◆ Written problem
Return every record below exactly as written, but leave out the pictures.

[Begin]

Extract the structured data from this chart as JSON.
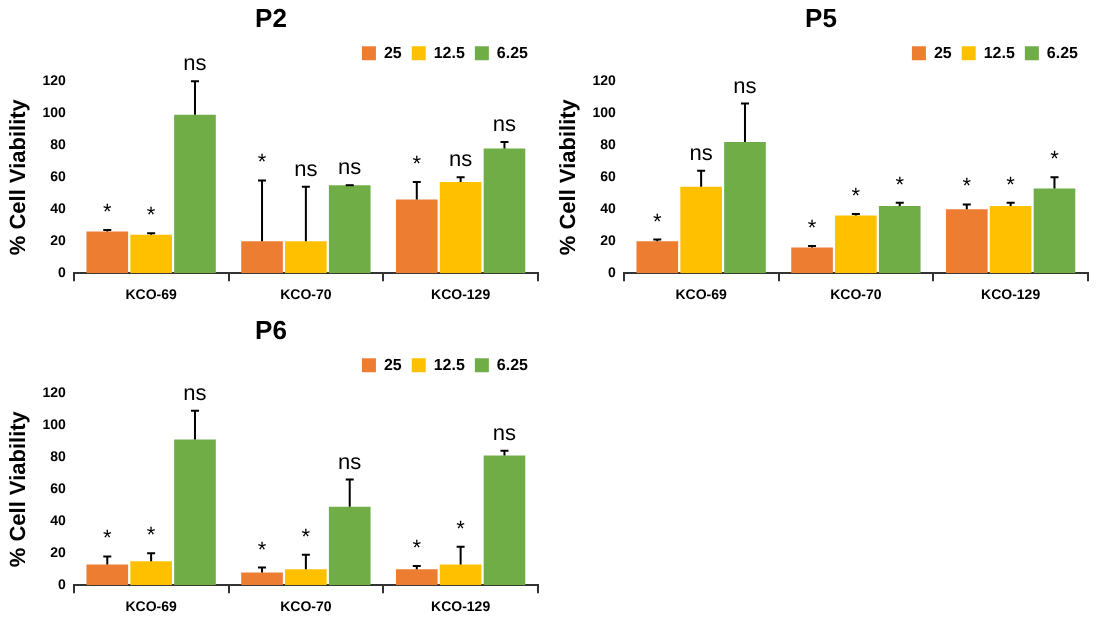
{
  "chart_data": [
    {
      "type": "bar",
      "title": "P2",
      "ylabel": "% Cell Viability",
      "categories": [
        "KCO-69",
        "KCO-70",
        "KCO-129"
      ],
      "ylim": [
        0,
        120
      ],
      "yticks": [
        0,
        20,
        40,
        60,
        80,
        100,
        120
      ],
      "grid": false,
      "legend": "top right",
      "series": [
        {
          "name": "25",
          "color": "#ed7d31",
          "values": [
            26,
            20,
            46
          ],
          "errors": [
            [
              26,
              27
            ],
            [
              20,
              58
            ],
            [
              46,
              57
            ]
          ],
          "value_labels": [
            "*",
            "*",
            "*"
          ]
        },
        {
          "name": "12.5",
          "color": "#ffc000",
          "values": [
            24,
            20,
            57
          ],
          "errors": [
            [
              24,
              25
            ],
            [
              20,
              54
            ],
            [
              57,
              60
            ]
          ],
          "value_labels": [
            "*",
            "ns",
            "ns"
          ]
        },
        {
          "name": "6.25",
          "color": "#70ad47",
          "values": [
            99,
            55,
            78
          ],
          "errors": [
            [
              99,
              120
            ],
            [
              55,
              55
            ],
            [
              78,
              82
            ]
          ],
          "value_labels": [
            "ns",
            "ns",
            "ns"
          ]
        }
      ]
    },
    {
      "type": "bar",
      "title": "P5",
      "ylabel": "% Cell Viability",
      "categories": [
        "KCO-69",
        "KCO-70",
        "KCO-129"
      ],
      "ylim": [
        0,
        120
      ],
      "yticks": [
        0,
        20,
        40,
        60,
        80,
        100,
        120
      ],
      "grid": false,
      "legend": "top right",
      "series": [
        {
          "name": "25",
          "color": "#ed7d31",
          "values": [
            20,
            16,
            40
          ],
          "errors": [
            [
              20,
              21
            ],
            [
              16,
              17
            ],
            [
              40,
              43
            ]
          ],
          "value_labels": [
            "*",
            "*",
            "*"
          ]
        },
        {
          "name": "12.5",
          "color": "#ffc000",
          "values": [
            54,
            36,
            42
          ],
          "errors": [
            [
              54,
              64
            ],
            [
              36,
              37
            ],
            [
              42,
              44
            ]
          ],
          "value_labels": [
            "ns",
            "*",
            "*"
          ]
        },
        {
          "name": "6.25",
          "color": "#70ad47",
          "values": [
            82,
            42,
            53
          ],
          "errors": [
            [
              82,
              106
            ],
            [
              42,
              44
            ],
            [
              53,
              60
            ]
          ],
          "value_labels": [
            "ns",
            "*",
            "*"
          ]
        }
      ]
    },
    {
      "type": "bar",
      "title": "P6",
      "ylabel": "% Cell Viability",
      "categories": [
        "KCO-69",
        "KCO-70",
        "KCO-129"
      ],
      "ylim": [
        0,
        120
      ],
      "yticks": [
        0,
        20,
        40,
        60,
        80,
        100,
        120
      ],
      "grid": false,
      "legend": "top right",
      "series": [
        {
          "name": "25",
          "color": "#ed7d31",
          "values": [
            13,
            8,
            10
          ],
          "errors": [
            [
              13,
              18
            ],
            [
              8,
              11
            ],
            [
              10,
              12
            ]
          ],
          "value_labels": [
            "*",
            "*",
            "*"
          ]
        },
        {
          "name": "12.5",
          "color": "#ffc000",
          "values": [
            15,
            10,
            13
          ],
          "errors": [
            [
              15,
              20
            ],
            [
              10,
              19
            ],
            [
              13,
              24
            ]
          ],
          "value_labels": [
            "*",
            "*",
            "*"
          ]
        },
        {
          "name": "6.25",
          "color": "#70ad47",
          "values": [
            91,
            49,
            81
          ],
          "errors": [
            [
              91,
              109
            ],
            [
              49,
              66
            ],
            [
              81,
              84
            ]
          ],
          "value_labels": [
            "ns",
            "ns",
            "ns"
          ]
        }
      ]
    }
  ]
}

[End]

◆ Final result
Extract the structured data from this chart as JSON.
{
  "chart_data": [
    {
      "type": "bar",
      "title": "P2",
      "ylabel": "% Cell Viability",
      "categories": [
        "KCO-69",
        "KCO-70",
        "KCO-129"
      ],
      "ylim": [
        0,
        120
      ],
      "yticks": [
        0,
        20,
        40,
        60,
        80,
        100,
        120
      ],
      "grid": false,
      "legend": "top right",
      "series": [
        {
          "name": "25",
          "color": "#ed7d31",
          "values": [
            26,
            20,
            46
          ],
          "errors": [
            [
              26,
              27
            ],
            [
              20,
              58
            ],
            [
              46,
              57
            ]
          ],
          "value_labels": [
            "*",
            "*",
            "*"
          ]
        },
        {
          "name": "12.5",
          "color": "#ffc000",
          "values": [
            24,
            20,
            57
          ],
          "errors": [
            [
              24,
              25
            ],
            [
              20,
              54
            ],
            [
              57,
              60
            ]
          ],
          "value_labels": [
            "*",
            "ns",
            "ns"
          ]
        },
        {
          "name": "6.25",
          "color": "#70ad47",
          "values": [
            99,
            55,
            78
          ],
          "errors": [
            [
              99,
              120
            ],
            [
              55,
              55
            ],
            [
              78,
              82
            ]
          ],
          "value_labels": [
            "ns",
            "ns",
            "ns"
          ]
        }
      ]
    },
    {
      "type": "bar",
      "title": "P5",
      "ylabel": "% Cell Viability",
      "categories": [
        "KCO-69",
        "KCO-70",
        "KCO-129"
      ],
      "ylim": [
        0,
        120
      ],
      "yticks": [
        0,
        20,
        40,
        60,
        80,
        100,
        120
      ],
      "grid": false,
      "legend": "top right",
      "series": [
        {
          "name": "25",
          "color": "#ed7d31",
          "values": [
            20,
            16,
            40
          ],
          "errors": [
            [
              20,
              21
            ],
            [
              16,
              17
            ],
            [
              40,
              43
            ]
          ],
          "value_labels": [
            "*",
            "*",
            "*"
          ]
        },
        {
          "name": "12.5",
          "color": "#ffc000",
          "values": [
            54,
            36,
            42
          ],
          "errors": [
            [
              54,
              64
            ],
            [
              36,
              37
            ],
            [
              42,
              44
            ]
          ],
          "value_labels": [
            "ns",
            "*",
            "*"
          ]
        },
        {
          "name": "6.25",
          "color": "#70ad47",
          "values": [
            82,
            42,
            53
          ],
          "errors": [
            [
              82,
              106
            ],
            [
              42,
              44
            ],
            [
              53,
              60
            ]
          ],
          "value_labels": [
            "ns",
            "*",
            "*"
          ]
        }
      ]
    },
    {
      "type": "bar",
      "title": "P6",
      "ylabel": "% Cell Viability",
      "categories": [
        "KCO-69",
        "KCO-70",
        "KCO-129"
      ],
      "ylim": [
        0,
        120
      ],
      "yticks": [
        0,
        20,
        40,
        60,
        80,
        100,
        120
      ],
      "grid": false,
      "legend": "top right",
      "series": [
        {
          "name": "25",
          "color": "#ed7d31",
          "values": [
            13,
            8,
            10
          ],
          "errors": [
            [
              13,
              18
            ],
            [
              8,
              11
            ],
            [
              10,
              12
            ]
          ],
          "value_labels": [
            "*",
            "*",
            "*"
          ]
        },
        {
          "name": "12.5",
          "color": "#ffc000",
          "values": [
            15,
            10,
            13
          ],
          "errors": [
            [
              15,
              20
            ],
            [
              10,
              19
            ],
            [
              13,
              24
            ]
          ],
          "value_labels": [
            "*",
            "*",
            "*"
          ]
        },
        {
          "name": "6.25",
          "color": "#70ad47",
          "values": [
            91,
            49,
            81
          ],
          "errors": [
            [
              91,
              109
            ],
            [
              49,
              66
            ],
            [
              81,
              84
            ]
          ],
          "value_labels": [
            "ns",
            "ns",
            "ns"
          ]
        }
      ]
    }
  ]
}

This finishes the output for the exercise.